From the entries below, tally how many lines contain "support" and report only that figure.
───── Data rows
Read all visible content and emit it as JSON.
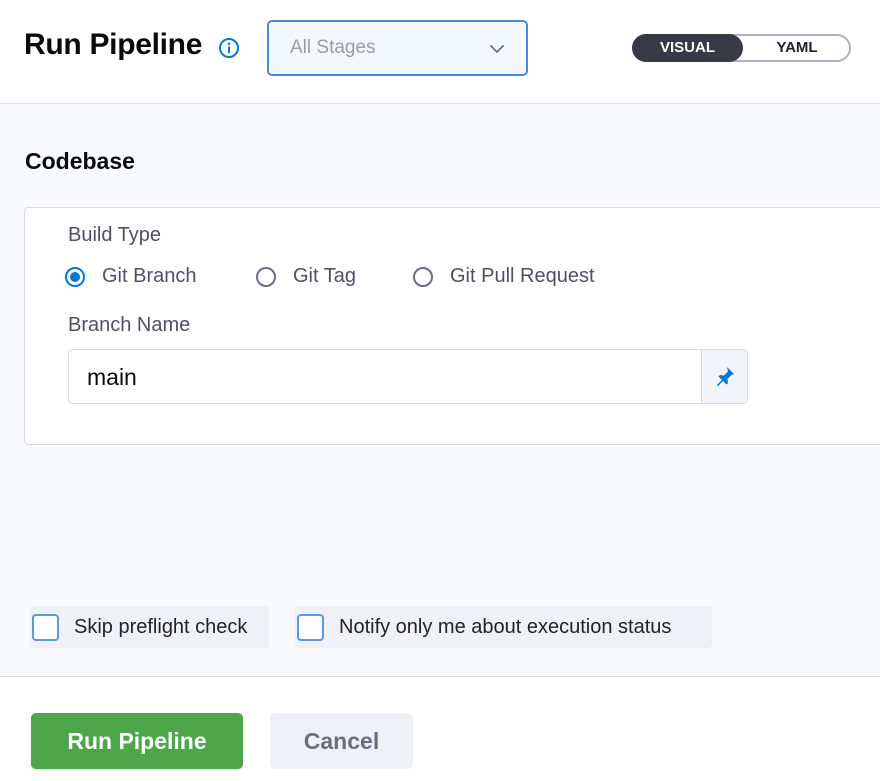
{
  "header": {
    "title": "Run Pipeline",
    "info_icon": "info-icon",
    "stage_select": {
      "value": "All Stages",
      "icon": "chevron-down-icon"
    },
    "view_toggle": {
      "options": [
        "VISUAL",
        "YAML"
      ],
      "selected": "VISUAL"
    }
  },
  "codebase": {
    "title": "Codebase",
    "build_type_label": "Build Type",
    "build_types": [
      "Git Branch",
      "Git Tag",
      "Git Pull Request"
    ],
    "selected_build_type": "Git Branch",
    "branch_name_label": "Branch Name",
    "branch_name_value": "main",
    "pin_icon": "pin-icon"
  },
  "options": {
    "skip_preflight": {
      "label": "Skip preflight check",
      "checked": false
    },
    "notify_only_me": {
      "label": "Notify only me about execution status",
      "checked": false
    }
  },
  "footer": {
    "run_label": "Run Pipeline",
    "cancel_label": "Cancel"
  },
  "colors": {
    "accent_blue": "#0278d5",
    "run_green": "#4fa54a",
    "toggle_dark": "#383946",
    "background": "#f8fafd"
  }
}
──────────
───── Data rows
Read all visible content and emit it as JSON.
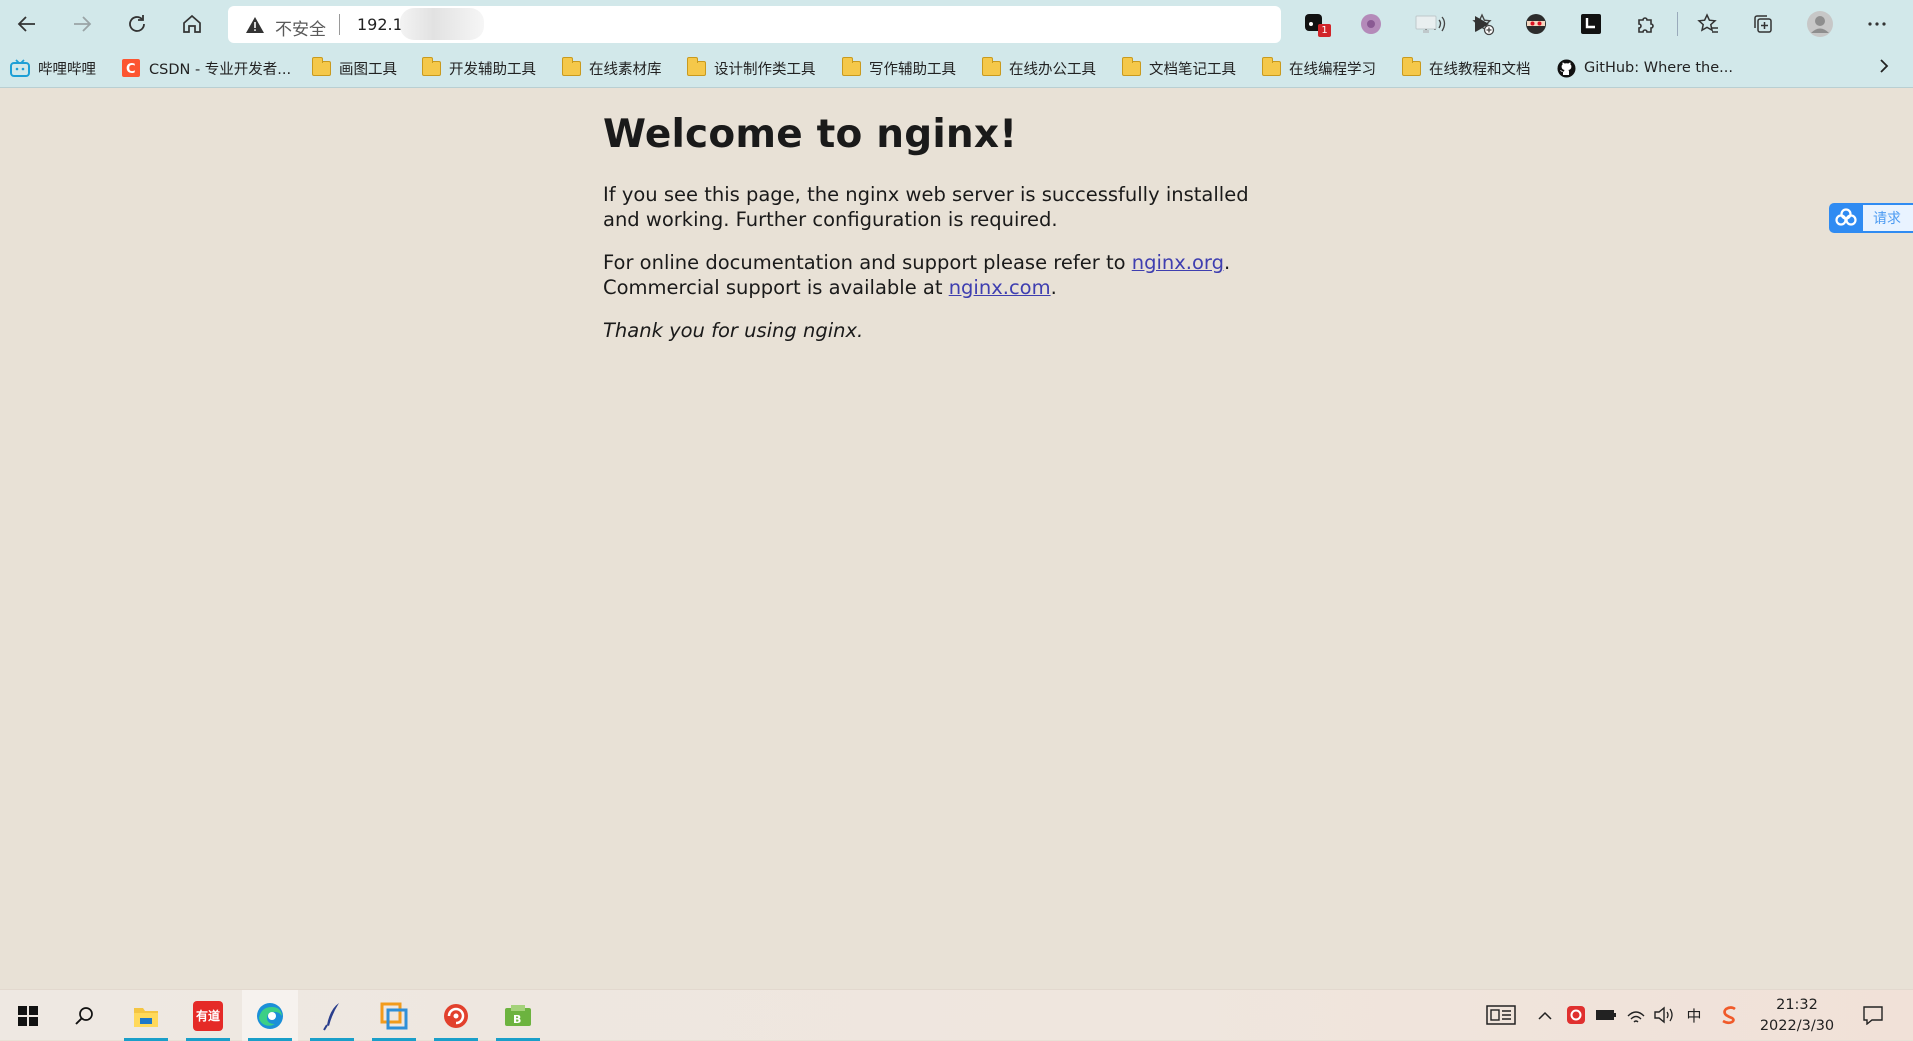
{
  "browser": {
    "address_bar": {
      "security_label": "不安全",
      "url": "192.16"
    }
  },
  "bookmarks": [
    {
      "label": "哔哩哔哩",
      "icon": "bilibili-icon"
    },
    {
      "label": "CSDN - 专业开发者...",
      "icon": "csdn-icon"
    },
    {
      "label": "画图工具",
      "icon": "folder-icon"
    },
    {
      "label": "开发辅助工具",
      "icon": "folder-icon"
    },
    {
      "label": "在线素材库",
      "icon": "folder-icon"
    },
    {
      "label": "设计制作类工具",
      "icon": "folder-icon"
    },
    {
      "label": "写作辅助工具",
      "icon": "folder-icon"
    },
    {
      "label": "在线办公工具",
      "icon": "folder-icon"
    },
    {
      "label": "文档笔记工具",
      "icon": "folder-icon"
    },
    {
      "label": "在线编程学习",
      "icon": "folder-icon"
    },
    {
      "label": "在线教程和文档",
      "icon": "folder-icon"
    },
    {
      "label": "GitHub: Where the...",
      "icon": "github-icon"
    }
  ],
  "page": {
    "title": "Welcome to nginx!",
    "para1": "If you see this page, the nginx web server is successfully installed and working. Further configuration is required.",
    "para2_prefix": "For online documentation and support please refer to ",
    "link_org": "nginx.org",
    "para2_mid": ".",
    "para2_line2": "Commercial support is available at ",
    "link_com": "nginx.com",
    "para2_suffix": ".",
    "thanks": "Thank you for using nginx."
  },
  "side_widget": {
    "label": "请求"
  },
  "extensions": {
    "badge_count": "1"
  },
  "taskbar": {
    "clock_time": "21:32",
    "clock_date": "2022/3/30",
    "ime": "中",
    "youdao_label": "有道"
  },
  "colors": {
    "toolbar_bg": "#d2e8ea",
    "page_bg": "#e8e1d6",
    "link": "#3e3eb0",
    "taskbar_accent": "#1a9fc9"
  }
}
──────────
Result below — 2